Aim: Within the records below, find each line that holds the string "जनपद", then copy it.

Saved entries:
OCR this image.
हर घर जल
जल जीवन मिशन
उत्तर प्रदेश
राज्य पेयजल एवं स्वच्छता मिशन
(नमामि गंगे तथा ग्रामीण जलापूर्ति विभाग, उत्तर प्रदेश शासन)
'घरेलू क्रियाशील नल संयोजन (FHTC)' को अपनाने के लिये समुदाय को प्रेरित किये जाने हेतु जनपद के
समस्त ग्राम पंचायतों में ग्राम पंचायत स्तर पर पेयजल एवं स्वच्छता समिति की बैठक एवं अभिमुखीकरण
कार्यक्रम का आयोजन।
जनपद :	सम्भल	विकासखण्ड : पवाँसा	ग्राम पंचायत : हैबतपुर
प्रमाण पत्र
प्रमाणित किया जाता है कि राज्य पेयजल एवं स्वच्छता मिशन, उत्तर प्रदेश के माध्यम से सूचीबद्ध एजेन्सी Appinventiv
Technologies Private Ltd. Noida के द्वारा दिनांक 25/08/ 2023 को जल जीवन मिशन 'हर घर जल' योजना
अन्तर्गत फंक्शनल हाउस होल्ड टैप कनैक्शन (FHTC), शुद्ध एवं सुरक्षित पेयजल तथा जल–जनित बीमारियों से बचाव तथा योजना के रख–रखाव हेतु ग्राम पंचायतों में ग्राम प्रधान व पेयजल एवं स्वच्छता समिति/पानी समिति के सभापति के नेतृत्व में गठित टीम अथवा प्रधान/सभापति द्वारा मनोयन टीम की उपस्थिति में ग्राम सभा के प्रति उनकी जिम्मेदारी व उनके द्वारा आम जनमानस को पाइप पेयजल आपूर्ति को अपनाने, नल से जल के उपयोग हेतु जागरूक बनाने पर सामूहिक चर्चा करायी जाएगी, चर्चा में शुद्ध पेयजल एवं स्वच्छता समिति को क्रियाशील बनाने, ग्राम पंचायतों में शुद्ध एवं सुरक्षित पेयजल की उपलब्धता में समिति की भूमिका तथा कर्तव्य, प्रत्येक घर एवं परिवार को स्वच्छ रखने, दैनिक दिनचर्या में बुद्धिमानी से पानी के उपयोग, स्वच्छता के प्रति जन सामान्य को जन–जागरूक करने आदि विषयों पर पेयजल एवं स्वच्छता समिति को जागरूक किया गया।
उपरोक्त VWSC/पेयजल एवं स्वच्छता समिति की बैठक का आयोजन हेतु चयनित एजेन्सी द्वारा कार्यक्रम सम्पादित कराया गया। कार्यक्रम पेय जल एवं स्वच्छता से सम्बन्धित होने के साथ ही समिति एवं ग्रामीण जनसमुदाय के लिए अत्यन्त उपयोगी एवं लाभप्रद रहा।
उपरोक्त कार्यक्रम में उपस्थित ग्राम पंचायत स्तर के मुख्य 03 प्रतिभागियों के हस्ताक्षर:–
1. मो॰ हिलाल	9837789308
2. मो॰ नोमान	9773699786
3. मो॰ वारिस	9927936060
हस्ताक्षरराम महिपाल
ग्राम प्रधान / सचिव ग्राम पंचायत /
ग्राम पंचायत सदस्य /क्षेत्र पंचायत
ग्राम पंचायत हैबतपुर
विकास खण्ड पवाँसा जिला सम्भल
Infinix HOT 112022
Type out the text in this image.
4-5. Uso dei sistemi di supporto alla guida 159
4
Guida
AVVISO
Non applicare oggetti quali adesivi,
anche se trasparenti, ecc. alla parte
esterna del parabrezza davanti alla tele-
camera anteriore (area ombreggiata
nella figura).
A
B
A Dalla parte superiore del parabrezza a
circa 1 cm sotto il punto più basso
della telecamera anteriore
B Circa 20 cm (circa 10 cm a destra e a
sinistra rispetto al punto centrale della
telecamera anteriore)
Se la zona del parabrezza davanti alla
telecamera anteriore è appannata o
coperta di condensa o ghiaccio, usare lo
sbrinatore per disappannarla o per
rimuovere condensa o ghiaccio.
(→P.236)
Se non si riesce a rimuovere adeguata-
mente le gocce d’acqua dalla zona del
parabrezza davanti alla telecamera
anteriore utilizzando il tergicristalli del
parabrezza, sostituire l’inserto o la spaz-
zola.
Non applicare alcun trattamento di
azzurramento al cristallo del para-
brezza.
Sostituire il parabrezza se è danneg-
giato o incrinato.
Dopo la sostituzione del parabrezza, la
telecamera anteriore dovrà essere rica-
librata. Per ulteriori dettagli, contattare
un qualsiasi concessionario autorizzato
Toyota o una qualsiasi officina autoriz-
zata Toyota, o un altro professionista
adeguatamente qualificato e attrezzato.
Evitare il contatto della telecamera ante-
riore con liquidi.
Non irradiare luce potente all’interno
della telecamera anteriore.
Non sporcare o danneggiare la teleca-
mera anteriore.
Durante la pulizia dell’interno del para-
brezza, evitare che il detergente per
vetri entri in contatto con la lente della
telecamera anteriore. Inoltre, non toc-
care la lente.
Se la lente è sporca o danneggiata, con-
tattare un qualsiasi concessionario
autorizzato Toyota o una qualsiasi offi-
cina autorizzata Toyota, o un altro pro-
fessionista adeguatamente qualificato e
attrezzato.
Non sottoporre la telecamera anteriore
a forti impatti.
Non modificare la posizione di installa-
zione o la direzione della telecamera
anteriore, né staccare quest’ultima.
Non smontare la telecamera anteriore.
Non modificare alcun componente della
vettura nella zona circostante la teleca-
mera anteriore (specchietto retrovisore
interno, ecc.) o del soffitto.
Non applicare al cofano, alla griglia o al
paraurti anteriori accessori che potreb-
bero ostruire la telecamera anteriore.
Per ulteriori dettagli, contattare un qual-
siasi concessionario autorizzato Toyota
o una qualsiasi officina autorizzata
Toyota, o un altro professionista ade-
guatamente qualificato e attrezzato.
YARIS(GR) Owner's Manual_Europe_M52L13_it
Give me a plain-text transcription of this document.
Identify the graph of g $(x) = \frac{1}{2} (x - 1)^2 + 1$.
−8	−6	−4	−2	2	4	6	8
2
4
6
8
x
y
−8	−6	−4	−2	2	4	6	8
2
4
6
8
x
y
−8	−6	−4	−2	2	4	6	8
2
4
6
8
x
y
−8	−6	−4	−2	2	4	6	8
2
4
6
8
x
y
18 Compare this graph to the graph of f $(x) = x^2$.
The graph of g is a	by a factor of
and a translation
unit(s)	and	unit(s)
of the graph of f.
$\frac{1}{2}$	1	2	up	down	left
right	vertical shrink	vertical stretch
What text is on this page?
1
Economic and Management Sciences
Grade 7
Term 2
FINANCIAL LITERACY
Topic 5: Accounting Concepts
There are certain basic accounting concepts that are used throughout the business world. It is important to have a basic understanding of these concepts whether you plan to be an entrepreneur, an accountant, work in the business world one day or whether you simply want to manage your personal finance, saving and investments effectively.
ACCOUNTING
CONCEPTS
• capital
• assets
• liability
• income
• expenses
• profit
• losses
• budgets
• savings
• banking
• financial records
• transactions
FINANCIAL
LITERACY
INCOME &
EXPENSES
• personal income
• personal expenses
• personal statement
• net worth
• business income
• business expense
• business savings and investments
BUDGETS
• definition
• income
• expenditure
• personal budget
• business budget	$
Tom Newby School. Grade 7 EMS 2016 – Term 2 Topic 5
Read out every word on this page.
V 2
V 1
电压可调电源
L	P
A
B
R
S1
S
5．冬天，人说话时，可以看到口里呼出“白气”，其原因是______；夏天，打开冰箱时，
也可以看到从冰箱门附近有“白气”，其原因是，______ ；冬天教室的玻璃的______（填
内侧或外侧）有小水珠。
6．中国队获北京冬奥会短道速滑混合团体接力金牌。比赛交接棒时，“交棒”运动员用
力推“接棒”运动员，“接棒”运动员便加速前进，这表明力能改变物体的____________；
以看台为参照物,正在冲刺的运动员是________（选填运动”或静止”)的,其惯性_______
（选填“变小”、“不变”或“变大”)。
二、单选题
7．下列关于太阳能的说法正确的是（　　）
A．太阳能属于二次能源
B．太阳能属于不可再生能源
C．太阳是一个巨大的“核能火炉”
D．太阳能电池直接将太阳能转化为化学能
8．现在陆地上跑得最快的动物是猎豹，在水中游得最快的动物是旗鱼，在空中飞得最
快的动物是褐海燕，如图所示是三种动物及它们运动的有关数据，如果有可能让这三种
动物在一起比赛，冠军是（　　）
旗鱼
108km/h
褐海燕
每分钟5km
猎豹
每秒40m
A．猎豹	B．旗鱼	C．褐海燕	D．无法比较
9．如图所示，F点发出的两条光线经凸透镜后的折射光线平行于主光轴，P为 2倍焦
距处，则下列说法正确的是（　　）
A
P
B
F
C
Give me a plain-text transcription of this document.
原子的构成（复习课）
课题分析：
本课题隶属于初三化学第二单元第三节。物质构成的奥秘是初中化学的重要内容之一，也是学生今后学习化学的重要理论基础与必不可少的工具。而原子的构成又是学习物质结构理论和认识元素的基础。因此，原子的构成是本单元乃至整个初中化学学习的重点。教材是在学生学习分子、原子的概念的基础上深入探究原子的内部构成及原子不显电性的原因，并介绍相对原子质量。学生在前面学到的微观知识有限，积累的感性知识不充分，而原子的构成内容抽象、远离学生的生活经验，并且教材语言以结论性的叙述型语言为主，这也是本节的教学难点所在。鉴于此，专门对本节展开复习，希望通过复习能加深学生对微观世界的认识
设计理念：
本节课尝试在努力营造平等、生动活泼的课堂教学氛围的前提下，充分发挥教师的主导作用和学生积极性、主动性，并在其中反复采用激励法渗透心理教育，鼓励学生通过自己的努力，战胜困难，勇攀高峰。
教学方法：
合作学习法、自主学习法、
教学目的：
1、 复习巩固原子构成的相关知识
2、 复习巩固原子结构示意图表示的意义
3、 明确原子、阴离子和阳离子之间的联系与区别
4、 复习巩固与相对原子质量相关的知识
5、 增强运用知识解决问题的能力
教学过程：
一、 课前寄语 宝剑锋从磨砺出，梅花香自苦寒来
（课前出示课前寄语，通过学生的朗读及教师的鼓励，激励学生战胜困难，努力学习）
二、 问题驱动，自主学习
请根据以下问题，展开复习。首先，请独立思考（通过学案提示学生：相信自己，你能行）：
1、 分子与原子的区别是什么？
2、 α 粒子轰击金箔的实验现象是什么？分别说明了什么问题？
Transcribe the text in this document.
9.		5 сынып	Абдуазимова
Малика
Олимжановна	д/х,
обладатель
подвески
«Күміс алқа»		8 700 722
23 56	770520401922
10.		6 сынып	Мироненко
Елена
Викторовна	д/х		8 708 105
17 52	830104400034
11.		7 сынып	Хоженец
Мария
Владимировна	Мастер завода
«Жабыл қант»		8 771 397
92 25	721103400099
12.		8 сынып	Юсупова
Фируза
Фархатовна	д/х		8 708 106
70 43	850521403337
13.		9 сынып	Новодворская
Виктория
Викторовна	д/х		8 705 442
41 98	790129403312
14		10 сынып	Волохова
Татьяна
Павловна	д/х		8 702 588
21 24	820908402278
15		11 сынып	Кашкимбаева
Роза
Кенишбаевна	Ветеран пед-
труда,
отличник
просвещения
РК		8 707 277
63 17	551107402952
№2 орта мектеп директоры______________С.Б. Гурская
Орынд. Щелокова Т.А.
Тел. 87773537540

Solution below:
'घरेलू क्रियाशील नल संयोजन (FHTC)' को अपनाने के लिये समुदाय को प्रेरित किये जाने हेतु जनपद के
जनपद :	सम्भल	विकासखण्ड : पवाँसा	ग्राम पंचायत : हैबतपुर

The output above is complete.